### Data for the task

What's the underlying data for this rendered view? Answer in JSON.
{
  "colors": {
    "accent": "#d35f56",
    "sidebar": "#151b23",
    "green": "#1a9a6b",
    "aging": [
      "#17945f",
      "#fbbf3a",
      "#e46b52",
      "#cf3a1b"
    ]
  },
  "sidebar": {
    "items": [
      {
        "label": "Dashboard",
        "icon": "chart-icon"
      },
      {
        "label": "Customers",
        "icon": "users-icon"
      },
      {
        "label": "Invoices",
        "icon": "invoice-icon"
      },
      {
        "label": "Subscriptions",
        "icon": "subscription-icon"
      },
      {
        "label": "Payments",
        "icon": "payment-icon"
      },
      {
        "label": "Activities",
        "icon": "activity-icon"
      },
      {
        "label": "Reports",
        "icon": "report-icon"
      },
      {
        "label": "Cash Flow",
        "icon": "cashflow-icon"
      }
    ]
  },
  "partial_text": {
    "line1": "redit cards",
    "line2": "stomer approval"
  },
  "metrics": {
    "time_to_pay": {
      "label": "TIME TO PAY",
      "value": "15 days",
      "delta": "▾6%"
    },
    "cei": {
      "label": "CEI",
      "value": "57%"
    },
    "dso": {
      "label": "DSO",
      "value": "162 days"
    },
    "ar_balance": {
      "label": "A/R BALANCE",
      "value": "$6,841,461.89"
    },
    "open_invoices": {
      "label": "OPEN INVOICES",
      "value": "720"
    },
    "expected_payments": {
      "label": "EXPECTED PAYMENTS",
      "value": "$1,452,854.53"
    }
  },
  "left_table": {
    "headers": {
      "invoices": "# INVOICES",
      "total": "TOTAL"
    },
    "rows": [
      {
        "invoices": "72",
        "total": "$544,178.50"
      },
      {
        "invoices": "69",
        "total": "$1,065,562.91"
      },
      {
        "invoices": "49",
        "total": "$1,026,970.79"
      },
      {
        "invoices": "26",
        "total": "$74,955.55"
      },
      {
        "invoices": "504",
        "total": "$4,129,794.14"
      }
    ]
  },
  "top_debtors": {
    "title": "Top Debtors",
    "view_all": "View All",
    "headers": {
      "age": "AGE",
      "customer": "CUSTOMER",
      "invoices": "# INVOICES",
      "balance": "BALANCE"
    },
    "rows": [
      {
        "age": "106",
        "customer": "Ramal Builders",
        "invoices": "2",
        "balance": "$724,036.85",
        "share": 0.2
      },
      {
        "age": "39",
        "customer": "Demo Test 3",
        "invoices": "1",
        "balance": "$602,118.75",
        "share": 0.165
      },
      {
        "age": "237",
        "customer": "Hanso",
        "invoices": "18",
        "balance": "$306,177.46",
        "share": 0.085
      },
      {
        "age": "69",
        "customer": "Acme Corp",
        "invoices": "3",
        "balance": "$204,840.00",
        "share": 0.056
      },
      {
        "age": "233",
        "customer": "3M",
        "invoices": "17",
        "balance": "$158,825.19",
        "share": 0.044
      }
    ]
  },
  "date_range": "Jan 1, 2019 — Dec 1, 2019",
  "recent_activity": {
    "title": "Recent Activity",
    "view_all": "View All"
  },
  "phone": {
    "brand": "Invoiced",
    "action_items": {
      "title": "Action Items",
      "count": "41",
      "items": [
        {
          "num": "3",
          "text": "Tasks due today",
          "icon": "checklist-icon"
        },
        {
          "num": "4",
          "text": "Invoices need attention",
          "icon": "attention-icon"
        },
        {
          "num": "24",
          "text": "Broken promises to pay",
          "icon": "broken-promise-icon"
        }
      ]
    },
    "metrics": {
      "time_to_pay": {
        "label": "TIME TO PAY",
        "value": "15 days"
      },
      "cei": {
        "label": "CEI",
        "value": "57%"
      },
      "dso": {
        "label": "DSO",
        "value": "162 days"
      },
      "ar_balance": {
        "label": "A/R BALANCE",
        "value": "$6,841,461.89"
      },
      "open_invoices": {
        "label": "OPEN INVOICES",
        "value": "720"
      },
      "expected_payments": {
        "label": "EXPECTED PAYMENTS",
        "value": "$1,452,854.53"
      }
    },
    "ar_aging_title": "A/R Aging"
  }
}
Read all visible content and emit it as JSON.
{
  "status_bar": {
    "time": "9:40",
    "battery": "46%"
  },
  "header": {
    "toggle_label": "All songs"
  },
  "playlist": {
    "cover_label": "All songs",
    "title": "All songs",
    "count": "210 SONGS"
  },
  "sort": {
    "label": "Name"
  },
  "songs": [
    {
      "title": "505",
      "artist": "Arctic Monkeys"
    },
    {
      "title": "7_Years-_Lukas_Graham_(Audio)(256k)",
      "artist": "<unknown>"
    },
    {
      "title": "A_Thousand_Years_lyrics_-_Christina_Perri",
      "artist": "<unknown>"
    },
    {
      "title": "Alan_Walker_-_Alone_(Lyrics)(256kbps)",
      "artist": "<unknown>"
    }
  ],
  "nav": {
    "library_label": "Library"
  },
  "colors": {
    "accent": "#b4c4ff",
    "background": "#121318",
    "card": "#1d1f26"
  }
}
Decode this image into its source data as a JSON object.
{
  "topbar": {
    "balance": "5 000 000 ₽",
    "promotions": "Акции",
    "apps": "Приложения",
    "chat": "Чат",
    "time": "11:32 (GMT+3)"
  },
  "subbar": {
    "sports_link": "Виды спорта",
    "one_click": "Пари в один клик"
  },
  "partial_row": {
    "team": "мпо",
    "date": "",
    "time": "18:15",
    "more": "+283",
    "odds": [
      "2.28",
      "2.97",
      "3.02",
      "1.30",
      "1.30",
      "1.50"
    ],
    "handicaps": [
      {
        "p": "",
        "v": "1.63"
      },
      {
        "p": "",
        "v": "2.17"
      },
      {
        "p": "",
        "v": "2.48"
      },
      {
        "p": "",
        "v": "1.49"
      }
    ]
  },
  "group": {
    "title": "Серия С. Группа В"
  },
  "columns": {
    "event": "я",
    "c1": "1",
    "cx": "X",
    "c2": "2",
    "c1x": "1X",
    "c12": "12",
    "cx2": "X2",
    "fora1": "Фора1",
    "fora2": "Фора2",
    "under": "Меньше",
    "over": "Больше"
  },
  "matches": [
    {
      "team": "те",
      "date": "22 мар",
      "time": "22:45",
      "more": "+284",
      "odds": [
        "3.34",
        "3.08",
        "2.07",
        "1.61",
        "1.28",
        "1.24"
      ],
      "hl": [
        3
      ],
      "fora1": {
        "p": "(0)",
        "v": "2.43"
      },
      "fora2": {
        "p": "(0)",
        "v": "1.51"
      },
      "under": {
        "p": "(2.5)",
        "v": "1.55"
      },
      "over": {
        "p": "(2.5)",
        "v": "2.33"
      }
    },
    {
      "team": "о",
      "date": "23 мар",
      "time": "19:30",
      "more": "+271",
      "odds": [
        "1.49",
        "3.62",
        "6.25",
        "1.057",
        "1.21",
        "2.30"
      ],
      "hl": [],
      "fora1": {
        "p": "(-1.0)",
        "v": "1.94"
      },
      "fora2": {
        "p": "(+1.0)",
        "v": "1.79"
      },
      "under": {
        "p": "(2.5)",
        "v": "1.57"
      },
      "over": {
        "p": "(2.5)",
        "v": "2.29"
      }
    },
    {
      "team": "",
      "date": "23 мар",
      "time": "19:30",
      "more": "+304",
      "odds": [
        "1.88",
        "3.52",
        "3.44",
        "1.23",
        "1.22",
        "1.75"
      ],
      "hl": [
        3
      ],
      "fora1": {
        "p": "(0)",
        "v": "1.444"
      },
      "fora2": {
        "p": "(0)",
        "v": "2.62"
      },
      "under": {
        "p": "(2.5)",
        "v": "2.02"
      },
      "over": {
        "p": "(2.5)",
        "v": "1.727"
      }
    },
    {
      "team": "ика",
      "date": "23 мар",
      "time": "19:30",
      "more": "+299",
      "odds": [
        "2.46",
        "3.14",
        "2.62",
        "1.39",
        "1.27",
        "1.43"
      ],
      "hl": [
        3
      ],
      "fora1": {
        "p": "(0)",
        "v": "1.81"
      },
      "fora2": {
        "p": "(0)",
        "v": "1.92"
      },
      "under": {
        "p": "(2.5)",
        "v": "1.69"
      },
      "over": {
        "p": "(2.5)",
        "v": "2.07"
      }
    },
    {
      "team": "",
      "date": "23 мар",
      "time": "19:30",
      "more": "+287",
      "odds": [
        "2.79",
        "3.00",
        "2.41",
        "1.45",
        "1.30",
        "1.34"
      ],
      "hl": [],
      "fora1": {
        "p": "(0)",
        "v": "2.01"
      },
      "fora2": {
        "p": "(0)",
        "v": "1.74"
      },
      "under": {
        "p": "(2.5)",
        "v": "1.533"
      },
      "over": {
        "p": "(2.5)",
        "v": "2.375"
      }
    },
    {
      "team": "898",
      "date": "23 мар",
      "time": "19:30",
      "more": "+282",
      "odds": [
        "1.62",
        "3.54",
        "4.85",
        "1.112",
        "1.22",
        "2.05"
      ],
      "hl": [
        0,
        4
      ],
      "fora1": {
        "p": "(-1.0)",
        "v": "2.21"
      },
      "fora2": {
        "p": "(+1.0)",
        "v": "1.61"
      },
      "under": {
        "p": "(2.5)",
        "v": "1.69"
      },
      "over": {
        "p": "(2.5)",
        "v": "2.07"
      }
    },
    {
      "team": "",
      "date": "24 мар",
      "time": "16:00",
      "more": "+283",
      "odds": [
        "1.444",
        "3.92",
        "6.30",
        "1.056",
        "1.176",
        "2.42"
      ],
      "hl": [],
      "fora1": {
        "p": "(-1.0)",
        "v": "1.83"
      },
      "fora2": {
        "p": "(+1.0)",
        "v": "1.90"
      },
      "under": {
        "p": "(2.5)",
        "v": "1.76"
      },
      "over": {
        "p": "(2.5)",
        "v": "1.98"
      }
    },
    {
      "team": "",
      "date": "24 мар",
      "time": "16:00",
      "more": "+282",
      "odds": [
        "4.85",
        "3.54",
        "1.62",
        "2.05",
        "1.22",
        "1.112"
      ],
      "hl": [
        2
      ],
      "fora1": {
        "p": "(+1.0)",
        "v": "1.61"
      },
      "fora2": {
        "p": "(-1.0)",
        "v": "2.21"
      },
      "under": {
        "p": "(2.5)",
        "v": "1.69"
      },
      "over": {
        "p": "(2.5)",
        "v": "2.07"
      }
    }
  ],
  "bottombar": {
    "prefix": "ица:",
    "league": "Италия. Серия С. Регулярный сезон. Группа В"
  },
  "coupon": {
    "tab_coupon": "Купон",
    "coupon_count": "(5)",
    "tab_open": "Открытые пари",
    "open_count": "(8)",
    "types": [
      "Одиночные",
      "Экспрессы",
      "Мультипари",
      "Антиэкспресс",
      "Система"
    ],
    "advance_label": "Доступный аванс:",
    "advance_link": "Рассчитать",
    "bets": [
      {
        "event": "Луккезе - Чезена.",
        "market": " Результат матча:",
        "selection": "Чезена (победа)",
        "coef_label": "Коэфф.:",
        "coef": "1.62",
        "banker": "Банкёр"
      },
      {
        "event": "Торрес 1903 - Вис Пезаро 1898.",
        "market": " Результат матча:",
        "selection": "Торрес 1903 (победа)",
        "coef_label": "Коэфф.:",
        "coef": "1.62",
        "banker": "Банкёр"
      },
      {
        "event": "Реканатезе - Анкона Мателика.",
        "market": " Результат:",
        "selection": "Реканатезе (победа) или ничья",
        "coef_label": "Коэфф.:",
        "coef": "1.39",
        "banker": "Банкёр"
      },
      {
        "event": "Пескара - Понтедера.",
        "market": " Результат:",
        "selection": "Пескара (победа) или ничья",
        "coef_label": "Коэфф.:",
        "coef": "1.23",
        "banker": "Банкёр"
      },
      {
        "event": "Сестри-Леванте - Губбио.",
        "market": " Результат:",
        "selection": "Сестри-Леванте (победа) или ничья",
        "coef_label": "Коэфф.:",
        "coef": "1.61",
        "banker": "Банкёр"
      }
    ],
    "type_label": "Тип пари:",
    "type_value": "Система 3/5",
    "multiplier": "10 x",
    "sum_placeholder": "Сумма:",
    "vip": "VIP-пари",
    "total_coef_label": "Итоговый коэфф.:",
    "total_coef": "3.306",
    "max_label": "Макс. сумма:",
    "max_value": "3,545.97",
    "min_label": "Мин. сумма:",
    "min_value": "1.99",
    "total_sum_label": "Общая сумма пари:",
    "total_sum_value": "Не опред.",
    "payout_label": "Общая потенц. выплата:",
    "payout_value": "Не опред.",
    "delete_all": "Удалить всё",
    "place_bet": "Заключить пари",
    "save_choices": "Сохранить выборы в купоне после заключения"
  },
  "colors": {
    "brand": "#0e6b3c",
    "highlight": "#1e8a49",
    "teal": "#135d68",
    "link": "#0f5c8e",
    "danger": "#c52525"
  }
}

### Required work
Some lines of the records may hold the word "опред". How many do? Answer with a number and nothing else.

### Task result
2